= WHAT THIS EXERCISE ASKS =
[1] In the passage on AI risk, to which scientist does Hassabis make many comparisons?
[2] Quote the passage on AI risk word for word, beginning at the words "As Mallaby's book" and stopping after "here in Australia.".
++++ PASSAGE PROVIDED ++++
The three concerns, that stood out for me from the book:
1. Denial that large language models are powerful enough to cause serious harm,
2. A misplaced belief that fixing the technology itself is sufficient,
3. The failure of responsible players to stop publishing model weights that allow the most dangerous capabilities to propagate freely highlights the need for stronger AI risk management and an AI governance framework.
The tension here is not abstract. It is structural. Responsible actors who self-restrain are simply disadvantaged.
As Mallaby's book makes clear, Hassabis makes many comparisons to Oppenheimer, the scientist who built the atom bomb, then spent his life trying to contain it. The inventors believe they control the technology. Often, the technology controls them.
"Responsible players cannot protect society by doing the right thing alone because the economics of this race punish restraint."
What This Means for Leaders Running Real Businesses in an AI Adoption Era
There is a version of this conversation that happens only in the halls of Oxford, Google DeepMind, and the halls of governments. That version is important, but it is not the one most relevant to leaders running businesses here in Australia.
The version relevant to you is this:
Your ERP systems, WMS, or planning system is not just a record-keeping tool anymore. It is the substrate on which AI in ERP will eventually run. If the data inside it is dirty, inconsistent, or siloed, the AI built on top of it will be confidently wrong, and unlike a human analyst, it will not look uncertain when it is, directly impacting AI decision making.
++++ SUPPLIED DATA ++++
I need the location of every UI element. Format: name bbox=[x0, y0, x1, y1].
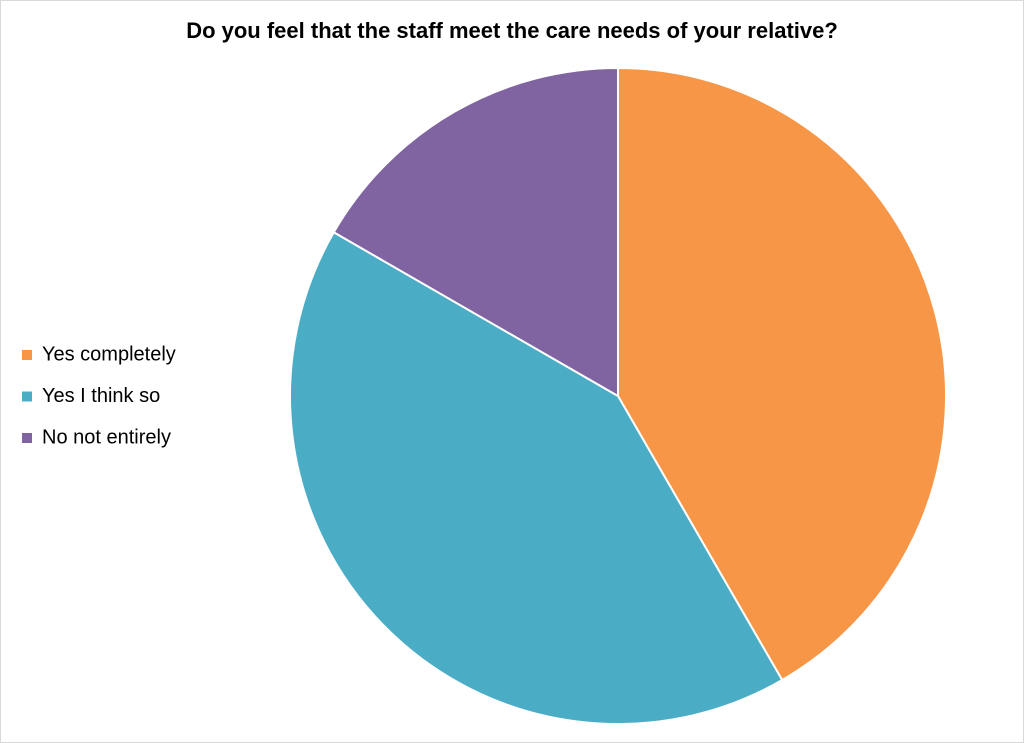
++++
= RESPONSES BY TASK =
[1] Oppenheimer, the scientist who built the atom bomb.

[2]
As Mallaby's book makes clear, Hassabis makes many comparisons to Oppenheimer, the scientist who built the atom bomb, then spent his life trying to contain it. The inventors believe they control the technology. Often, the technology controls them.
"Responsible players cannot protect society by doing the right thing alone because the economics of this race punish restraint."
What This Means for Leaders Running Real Businesses in an AI Adoption Era
There is a version of this conversation that happens only in the halls of Oxford, Google DeepMind, and the halls of governments. That version is important, but it is not the one most relevant to leaders running businesses here in Australia.